Repeat every line of the data exactly, but not the pictures.
§
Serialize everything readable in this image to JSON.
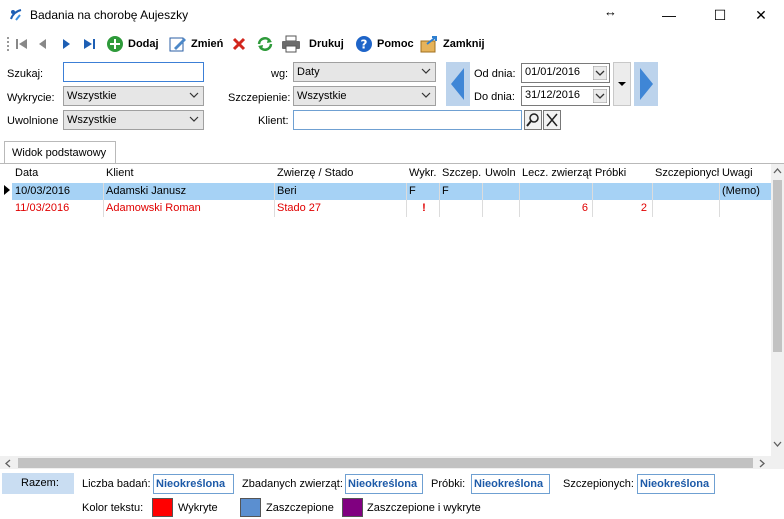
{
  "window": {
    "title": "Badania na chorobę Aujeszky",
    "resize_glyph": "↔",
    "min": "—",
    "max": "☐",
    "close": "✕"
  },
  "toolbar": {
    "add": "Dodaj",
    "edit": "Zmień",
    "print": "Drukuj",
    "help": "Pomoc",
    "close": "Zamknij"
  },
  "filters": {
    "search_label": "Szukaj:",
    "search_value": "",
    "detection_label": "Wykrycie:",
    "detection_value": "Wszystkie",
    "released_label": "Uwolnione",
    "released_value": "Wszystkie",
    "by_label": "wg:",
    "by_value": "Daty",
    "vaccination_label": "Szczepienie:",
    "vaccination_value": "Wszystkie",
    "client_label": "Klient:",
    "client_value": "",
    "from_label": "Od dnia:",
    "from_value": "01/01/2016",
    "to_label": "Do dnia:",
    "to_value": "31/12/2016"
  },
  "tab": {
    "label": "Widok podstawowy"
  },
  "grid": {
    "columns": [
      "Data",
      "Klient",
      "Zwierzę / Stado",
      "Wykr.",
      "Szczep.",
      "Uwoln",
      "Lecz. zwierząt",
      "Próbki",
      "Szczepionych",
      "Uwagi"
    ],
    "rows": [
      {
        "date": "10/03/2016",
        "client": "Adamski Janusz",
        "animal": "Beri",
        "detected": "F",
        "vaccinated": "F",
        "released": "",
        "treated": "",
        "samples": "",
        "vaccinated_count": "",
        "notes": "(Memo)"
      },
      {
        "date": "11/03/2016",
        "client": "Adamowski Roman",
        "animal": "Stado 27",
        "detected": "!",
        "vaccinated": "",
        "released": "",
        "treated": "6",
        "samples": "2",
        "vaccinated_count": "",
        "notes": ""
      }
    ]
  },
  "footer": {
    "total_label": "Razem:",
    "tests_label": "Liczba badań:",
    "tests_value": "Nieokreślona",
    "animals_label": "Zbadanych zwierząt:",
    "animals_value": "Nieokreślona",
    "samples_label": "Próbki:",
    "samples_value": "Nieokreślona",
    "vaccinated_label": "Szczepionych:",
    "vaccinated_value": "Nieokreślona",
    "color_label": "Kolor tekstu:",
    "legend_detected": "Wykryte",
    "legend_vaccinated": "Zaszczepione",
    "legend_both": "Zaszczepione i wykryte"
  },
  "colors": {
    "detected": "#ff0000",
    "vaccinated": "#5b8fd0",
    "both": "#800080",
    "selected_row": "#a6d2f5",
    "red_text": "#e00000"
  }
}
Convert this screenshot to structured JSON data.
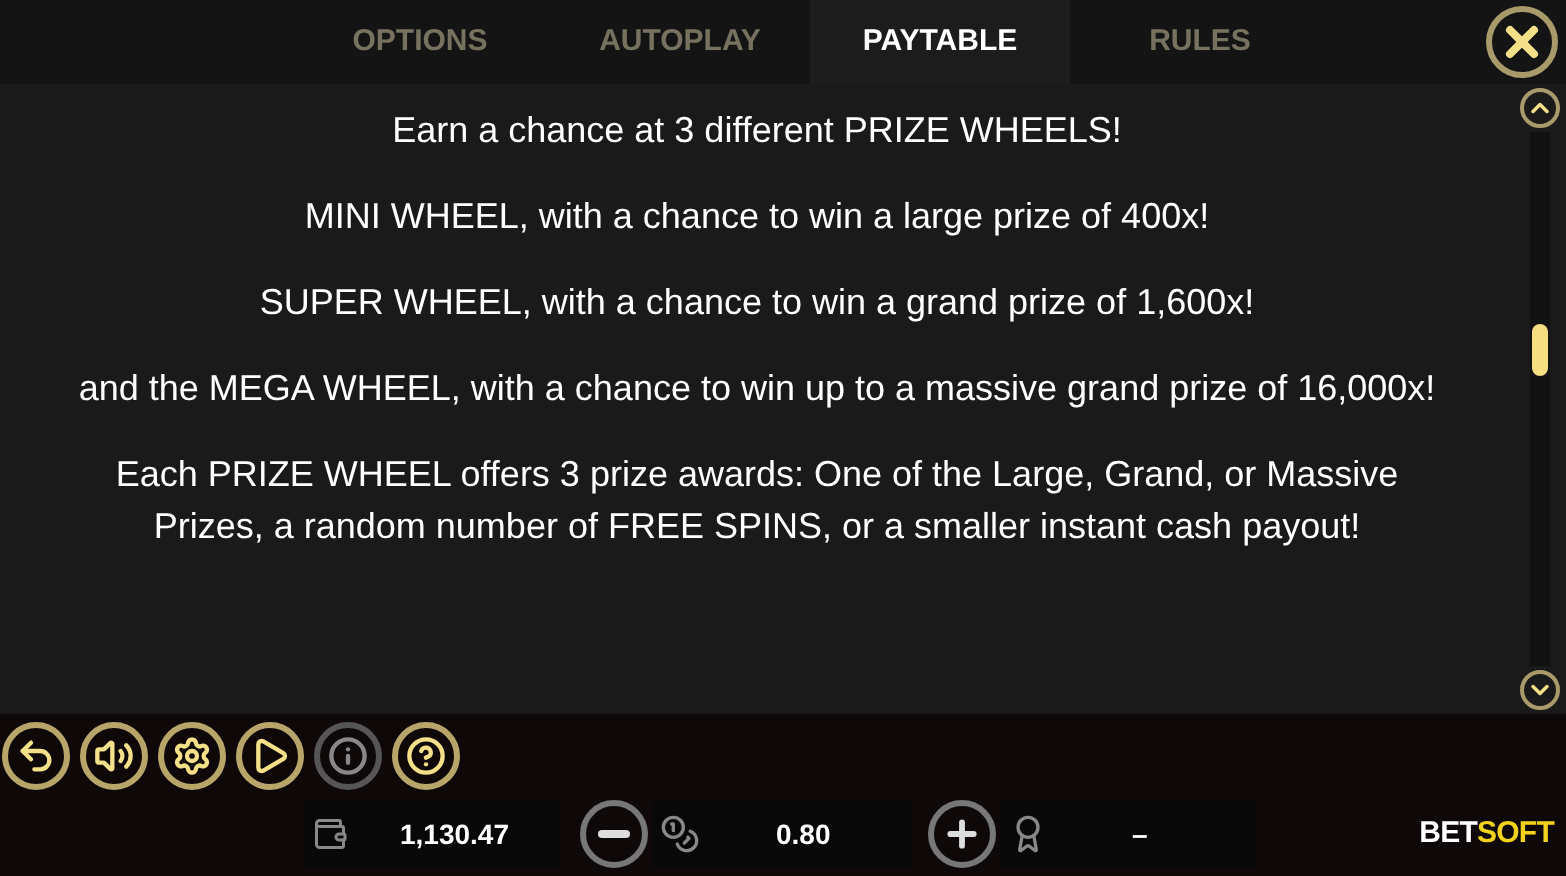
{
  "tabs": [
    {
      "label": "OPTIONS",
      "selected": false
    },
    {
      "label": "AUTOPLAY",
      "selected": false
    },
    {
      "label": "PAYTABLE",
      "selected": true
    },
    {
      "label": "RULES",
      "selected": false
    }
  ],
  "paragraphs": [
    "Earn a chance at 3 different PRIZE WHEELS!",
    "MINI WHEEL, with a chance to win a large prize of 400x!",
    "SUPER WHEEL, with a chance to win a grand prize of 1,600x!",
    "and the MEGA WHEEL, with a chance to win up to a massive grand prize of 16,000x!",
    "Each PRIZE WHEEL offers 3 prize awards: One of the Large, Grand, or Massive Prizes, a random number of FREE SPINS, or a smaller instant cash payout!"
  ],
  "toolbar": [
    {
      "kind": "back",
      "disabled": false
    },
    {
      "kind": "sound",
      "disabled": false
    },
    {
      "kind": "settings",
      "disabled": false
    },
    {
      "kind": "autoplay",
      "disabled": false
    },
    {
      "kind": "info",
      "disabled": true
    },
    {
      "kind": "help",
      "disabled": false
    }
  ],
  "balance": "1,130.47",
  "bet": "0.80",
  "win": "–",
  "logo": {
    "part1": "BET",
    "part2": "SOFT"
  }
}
§
* TASK RESPONSE
Serialize everything readable in this image to JSON.
{
  "window": {
    "title": "Badania na chorobę Aujeszky",
    "resize_glyph": "↔",
    "min": "—",
    "max": "☐",
    "close": "✕"
  },
  "toolbar": {
    "add": "Dodaj",
    "edit": "Zmień",
    "print": "Drukuj",
    "help": "Pomoc",
    "close": "Zamknij"
  },
  "filters": {
    "search_label": "Szukaj:",
    "search_value": "",
    "detection_label": "Wykrycie:",
    "detection_value": "Wszystkie",
    "released_label": "Uwolnione",
    "released_value": "Wszystkie",
    "by_label": "wg:",
    "by_value": "Daty",
    "vaccination_label": "Szczepienie:",
    "vaccination_value": "Wszystkie",
    "client_label": "Klient:",
    "client_value": "",
    "from_label": "Od dnia:",
    "from_value": "01/01/2016",
    "to_label": "Do dnia:",
    "to_value": "31/12/2016"
  },
  "tab": {
    "label": "Widok podstawowy"
  },
  "grid": {
    "columns": [
      "Data",
      "Klient",
      "Zwierzę / Stado",
      "Wykr.",
      "Szczep.",
      "Uwoln",
      "Lecz. zwierząt",
      "Próbki",
      "Szczepionych",
      "Uwagi"
    ],
    "rows": [
      {
        "date": "10/03/2016",
        "client": "Adamski Janusz",
        "animal": "Beri",
        "detected": "F",
        "vaccinated": "F",
        "released": "",
        "treated": "",
        "samples": "",
        "vaccinated_count": "",
        "notes": "(Memo)"
      },
      {
        "date": "11/03/2016",
        "client": "Adamowski Roman",
        "animal": "Stado 27",
        "detected": "!",
        "vaccinated": "",
        "released": "",
        "treated": "6",
        "samples": "2",
        "vaccinated_count": "",
        "notes": ""
      }
    ]
  },
  "footer": {
    "total_label": "Razem:",
    "tests_label": "Liczba badań:",
    "tests_value": "Nieokreślona",
    "animals_label": "Zbadanych zwierząt:",
    "animals_value": "Nieokreślona",
    "samples_label": "Próbki:",
    "samples_value": "Nieokreślona",
    "vaccinated_label": "Szczepionych:",
    "vaccinated_value": "Nieokreślona",
    "color_label": "Kolor tekstu:",
    "legend_detected": "Wykryte",
    "legend_vaccinated": "Zaszczepione",
    "legend_both": "Zaszczepione i wykryte"
  },
  "colors": {
    "detected": "#ff0000",
    "vaccinated": "#5b8fd0",
    "both": "#800080",
    "selected_row": "#a6d2f5",
    "red_text": "#e00000"
  }
}
Convert this screenshot to structured JSON data.
{
  "tabs": [
    {
      "label": "OPTIONS",
      "selected": false
    },
    {
      "label": "AUTOPLAY",
      "selected": false
    },
    {
      "label": "PAYTABLE",
      "selected": true
    },
    {
      "label": "RULES",
      "selected": false
    }
  ],
  "paragraphs": [
    "Earn a chance at 3 different PRIZE WHEELS!",
    "MINI WHEEL, with a chance to win a large prize of 400x!",
    "SUPER WHEEL, with a chance to win a grand prize of 1,600x!",
    "and the MEGA WHEEL, with a chance to win up to a massive grand prize of 16,000x!",
    "Each PRIZE WHEEL offers 3 prize awards: One of the Large, Grand, or Massive Prizes, a random number of FREE SPINS, or a smaller instant cash payout!"
  ],
  "toolbar": [
    {
      "kind": "back",
      "disabled": false
    },
    {
      "kind": "sound",
      "disabled": false
    },
    {
      "kind": "settings",
      "disabled": false
    },
    {
      "kind": "autoplay",
      "disabled": false
    },
    {
      "kind": "info",
      "disabled": true
    },
    {
      "kind": "help",
      "disabled": false
    }
  ],
  "balance": "1,130.47",
  "bet": "0.80",
  "win": "–",
  "logo": {
    "part1": "BET",
    "part2": "SOFT"
  }
}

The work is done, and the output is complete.